▶ _DIRECTIVE_: Scan the material below for the string "Calibration", and copy every line where it shows up.

Begin RECORD EXCERPTS

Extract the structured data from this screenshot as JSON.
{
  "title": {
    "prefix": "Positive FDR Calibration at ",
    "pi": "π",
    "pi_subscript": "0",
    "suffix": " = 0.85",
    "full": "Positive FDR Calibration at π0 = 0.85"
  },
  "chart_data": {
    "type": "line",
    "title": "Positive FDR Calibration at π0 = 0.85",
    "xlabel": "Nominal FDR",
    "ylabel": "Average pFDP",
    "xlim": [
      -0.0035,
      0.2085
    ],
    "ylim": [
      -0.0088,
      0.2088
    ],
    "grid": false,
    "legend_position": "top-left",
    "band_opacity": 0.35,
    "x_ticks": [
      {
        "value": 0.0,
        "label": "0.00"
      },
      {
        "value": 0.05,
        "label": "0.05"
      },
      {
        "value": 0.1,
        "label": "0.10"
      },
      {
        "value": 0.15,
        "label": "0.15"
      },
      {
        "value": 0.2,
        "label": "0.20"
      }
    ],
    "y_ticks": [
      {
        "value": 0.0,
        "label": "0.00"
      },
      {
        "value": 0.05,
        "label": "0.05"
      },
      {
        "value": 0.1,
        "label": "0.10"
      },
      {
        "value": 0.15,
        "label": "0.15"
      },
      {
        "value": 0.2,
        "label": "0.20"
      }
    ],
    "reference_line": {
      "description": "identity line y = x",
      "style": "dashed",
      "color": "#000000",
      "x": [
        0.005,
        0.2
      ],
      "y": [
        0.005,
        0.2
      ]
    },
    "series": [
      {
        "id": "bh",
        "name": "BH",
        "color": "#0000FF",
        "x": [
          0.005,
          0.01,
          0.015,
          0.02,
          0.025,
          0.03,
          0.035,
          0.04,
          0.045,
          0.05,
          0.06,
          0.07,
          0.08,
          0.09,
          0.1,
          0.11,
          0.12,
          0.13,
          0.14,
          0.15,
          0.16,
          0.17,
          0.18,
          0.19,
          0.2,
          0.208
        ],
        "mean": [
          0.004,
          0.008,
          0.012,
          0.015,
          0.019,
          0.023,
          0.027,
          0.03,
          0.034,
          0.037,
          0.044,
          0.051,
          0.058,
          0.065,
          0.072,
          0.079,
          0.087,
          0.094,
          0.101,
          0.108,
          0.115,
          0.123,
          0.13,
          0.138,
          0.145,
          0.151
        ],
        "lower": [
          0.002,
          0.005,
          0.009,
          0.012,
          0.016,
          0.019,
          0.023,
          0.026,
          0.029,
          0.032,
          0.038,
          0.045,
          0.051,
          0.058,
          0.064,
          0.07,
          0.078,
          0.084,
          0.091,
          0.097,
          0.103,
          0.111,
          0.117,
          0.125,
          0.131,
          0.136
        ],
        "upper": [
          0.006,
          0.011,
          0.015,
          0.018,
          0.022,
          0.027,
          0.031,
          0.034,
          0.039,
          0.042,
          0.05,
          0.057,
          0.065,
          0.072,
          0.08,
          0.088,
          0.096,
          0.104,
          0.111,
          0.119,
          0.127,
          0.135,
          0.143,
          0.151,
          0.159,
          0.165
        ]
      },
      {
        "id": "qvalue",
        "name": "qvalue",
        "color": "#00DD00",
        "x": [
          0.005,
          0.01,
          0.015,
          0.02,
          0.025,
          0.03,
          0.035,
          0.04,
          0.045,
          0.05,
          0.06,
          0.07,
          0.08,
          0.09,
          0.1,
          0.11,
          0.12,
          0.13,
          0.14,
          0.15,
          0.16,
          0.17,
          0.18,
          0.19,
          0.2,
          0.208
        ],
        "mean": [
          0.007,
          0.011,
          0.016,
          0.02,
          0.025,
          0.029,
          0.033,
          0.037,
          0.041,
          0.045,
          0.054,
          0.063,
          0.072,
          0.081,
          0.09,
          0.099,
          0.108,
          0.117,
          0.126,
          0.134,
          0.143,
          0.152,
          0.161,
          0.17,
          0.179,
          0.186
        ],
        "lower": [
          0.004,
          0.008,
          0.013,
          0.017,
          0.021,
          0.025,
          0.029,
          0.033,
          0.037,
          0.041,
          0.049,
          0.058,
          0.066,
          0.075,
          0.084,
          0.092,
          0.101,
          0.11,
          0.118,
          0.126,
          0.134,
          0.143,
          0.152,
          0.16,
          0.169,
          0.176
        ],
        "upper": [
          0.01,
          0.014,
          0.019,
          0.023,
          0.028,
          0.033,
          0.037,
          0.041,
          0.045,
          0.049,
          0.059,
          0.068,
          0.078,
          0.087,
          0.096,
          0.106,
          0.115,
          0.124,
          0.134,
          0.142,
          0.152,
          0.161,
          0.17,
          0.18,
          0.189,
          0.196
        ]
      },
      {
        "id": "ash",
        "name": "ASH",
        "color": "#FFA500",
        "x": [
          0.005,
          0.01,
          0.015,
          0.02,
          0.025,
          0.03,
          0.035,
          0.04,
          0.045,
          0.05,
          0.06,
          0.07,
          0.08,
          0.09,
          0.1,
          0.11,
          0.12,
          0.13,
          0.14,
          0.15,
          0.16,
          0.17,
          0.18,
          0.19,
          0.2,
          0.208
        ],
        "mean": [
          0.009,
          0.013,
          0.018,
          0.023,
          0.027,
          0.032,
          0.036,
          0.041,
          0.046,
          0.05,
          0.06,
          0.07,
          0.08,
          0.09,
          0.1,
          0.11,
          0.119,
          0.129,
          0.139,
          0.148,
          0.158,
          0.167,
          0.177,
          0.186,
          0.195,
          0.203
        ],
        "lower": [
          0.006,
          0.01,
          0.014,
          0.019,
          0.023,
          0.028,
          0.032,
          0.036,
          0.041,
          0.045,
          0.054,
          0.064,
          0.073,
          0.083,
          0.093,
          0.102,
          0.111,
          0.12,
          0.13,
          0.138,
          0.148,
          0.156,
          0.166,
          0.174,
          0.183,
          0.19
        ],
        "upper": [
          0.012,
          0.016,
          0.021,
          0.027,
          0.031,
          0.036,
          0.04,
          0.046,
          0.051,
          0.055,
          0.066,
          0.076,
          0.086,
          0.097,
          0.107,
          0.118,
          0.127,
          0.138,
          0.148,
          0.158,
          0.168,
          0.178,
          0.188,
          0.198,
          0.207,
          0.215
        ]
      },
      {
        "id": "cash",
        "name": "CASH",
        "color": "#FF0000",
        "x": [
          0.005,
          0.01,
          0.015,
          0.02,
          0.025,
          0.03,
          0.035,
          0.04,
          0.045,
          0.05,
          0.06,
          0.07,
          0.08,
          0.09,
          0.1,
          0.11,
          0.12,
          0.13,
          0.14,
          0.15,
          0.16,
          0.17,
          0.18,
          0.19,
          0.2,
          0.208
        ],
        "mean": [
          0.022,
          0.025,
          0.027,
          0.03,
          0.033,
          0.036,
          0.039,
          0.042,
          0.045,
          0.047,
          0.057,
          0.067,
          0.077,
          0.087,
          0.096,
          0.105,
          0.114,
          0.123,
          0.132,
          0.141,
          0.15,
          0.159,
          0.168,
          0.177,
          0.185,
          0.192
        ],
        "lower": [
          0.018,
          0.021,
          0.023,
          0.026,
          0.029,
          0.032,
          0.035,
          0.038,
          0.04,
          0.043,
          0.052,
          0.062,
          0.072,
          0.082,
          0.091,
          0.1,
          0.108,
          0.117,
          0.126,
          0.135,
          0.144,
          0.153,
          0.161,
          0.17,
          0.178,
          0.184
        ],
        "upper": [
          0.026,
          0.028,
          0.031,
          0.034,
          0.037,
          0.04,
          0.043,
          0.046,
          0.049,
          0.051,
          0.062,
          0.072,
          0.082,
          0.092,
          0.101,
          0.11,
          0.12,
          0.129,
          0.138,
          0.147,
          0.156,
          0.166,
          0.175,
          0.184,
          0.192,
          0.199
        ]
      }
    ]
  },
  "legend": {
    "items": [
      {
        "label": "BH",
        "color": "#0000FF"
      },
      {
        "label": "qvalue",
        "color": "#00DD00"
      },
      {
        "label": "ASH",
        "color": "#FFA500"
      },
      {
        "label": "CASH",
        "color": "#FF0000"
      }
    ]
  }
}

End RECORD EXCERPTS

▶ _EXERCISE RESPONSE_:
    "prefix": "Positive FDR Calibration at ",
    "full": "Positive FDR Calibration at π0 = 0.85"
    "title": "Positive FDR Calibration at π0 = 0.85",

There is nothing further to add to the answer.